**Your goal**
Copy out each line in the material below that has the word "Hessian".
================
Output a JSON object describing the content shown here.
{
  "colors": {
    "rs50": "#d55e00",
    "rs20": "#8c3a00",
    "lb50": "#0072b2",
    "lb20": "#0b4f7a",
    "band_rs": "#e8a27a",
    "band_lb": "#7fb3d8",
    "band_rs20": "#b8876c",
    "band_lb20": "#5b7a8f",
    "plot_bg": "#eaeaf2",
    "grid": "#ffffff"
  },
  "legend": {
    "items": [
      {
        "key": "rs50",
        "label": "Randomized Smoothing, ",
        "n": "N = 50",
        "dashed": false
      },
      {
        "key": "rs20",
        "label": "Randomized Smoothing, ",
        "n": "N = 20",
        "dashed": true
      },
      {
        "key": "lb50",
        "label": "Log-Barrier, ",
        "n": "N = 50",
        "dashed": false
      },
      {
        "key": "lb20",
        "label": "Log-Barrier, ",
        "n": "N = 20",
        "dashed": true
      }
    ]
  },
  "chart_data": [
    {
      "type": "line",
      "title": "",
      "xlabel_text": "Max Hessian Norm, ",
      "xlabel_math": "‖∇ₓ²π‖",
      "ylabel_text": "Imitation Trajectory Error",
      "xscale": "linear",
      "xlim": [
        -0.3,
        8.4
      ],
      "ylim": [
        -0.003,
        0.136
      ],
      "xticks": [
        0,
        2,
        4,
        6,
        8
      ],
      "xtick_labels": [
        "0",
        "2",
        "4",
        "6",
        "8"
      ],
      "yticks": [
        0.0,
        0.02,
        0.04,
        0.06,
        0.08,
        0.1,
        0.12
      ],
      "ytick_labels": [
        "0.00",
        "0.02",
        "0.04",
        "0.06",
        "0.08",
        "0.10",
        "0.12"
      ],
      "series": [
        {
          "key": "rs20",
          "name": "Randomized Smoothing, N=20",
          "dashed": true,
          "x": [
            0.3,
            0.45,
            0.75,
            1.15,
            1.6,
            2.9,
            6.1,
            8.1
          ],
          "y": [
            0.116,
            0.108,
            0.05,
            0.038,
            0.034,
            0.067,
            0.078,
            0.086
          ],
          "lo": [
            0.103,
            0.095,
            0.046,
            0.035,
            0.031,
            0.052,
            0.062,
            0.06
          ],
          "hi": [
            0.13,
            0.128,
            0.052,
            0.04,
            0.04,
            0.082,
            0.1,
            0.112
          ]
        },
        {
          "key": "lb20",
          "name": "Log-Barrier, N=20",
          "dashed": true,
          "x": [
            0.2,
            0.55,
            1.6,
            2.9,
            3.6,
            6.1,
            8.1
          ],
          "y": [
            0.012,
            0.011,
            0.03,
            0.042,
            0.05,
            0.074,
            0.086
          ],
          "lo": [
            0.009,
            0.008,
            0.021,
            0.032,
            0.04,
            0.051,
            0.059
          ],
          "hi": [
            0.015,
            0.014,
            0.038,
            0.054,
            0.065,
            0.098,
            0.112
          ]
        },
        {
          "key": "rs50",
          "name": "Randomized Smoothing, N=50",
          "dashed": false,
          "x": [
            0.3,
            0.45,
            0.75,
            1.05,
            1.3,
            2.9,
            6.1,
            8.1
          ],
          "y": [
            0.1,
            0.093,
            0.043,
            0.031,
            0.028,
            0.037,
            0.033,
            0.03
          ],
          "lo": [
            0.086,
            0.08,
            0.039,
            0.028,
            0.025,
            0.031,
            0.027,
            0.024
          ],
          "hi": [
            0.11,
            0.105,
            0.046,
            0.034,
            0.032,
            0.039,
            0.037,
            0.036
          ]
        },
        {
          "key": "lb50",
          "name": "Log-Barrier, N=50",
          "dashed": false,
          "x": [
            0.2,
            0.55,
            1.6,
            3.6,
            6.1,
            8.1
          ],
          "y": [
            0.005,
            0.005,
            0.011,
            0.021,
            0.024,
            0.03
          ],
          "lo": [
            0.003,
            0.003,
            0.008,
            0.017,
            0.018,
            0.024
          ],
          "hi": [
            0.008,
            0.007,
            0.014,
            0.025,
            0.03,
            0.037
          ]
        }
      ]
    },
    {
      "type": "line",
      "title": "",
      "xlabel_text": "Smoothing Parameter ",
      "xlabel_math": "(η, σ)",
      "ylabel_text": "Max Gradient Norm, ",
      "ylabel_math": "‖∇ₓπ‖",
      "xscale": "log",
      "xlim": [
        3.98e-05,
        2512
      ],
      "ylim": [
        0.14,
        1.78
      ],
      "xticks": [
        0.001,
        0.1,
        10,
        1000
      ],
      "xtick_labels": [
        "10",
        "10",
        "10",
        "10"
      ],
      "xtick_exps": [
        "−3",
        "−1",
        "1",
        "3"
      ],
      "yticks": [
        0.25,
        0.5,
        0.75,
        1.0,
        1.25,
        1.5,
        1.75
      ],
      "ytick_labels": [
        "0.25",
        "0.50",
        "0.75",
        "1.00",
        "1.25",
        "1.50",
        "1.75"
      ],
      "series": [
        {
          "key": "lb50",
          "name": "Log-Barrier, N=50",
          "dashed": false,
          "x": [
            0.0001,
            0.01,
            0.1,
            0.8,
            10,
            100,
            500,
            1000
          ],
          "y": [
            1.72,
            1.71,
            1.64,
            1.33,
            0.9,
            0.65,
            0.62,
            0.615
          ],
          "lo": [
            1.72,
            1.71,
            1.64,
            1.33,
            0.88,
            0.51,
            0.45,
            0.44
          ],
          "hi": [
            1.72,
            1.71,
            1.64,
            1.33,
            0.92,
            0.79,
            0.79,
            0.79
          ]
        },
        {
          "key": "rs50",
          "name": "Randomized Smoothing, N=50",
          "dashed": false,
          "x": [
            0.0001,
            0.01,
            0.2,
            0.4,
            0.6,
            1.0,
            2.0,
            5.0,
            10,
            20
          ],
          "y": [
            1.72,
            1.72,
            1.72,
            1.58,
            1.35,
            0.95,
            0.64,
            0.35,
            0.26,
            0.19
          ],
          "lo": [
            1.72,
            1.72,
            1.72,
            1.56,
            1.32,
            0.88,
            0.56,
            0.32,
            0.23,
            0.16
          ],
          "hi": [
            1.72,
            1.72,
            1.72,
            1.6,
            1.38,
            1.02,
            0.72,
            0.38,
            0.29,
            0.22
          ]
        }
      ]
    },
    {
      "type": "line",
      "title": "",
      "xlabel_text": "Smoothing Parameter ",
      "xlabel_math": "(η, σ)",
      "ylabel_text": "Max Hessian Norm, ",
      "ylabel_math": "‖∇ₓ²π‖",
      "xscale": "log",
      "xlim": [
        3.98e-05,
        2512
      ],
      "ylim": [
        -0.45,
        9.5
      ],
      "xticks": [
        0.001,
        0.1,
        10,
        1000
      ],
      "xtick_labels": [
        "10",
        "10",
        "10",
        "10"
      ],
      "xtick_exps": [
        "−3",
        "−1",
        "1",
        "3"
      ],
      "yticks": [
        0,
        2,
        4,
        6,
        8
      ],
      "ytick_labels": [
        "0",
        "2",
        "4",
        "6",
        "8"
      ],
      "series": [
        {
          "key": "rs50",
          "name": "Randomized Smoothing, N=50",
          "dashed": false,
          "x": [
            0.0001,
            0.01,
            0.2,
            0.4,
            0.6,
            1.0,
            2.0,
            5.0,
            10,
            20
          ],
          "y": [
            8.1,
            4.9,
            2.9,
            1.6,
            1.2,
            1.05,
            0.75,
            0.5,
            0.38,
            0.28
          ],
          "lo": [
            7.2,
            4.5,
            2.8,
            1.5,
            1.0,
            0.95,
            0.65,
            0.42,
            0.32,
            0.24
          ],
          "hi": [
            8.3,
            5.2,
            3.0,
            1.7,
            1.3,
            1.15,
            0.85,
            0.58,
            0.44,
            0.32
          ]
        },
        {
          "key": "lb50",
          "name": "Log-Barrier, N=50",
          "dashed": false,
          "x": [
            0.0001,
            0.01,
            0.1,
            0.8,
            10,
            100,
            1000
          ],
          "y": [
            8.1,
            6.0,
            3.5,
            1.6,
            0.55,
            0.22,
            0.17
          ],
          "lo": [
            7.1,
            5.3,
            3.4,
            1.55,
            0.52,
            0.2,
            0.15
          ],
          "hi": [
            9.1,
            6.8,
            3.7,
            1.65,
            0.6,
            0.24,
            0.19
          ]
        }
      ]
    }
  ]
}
================
**Exercise response**
      "xlabel_text": "Max Hessian Norm, ",
      "ylabel_text": "Max Hessian Norm, ",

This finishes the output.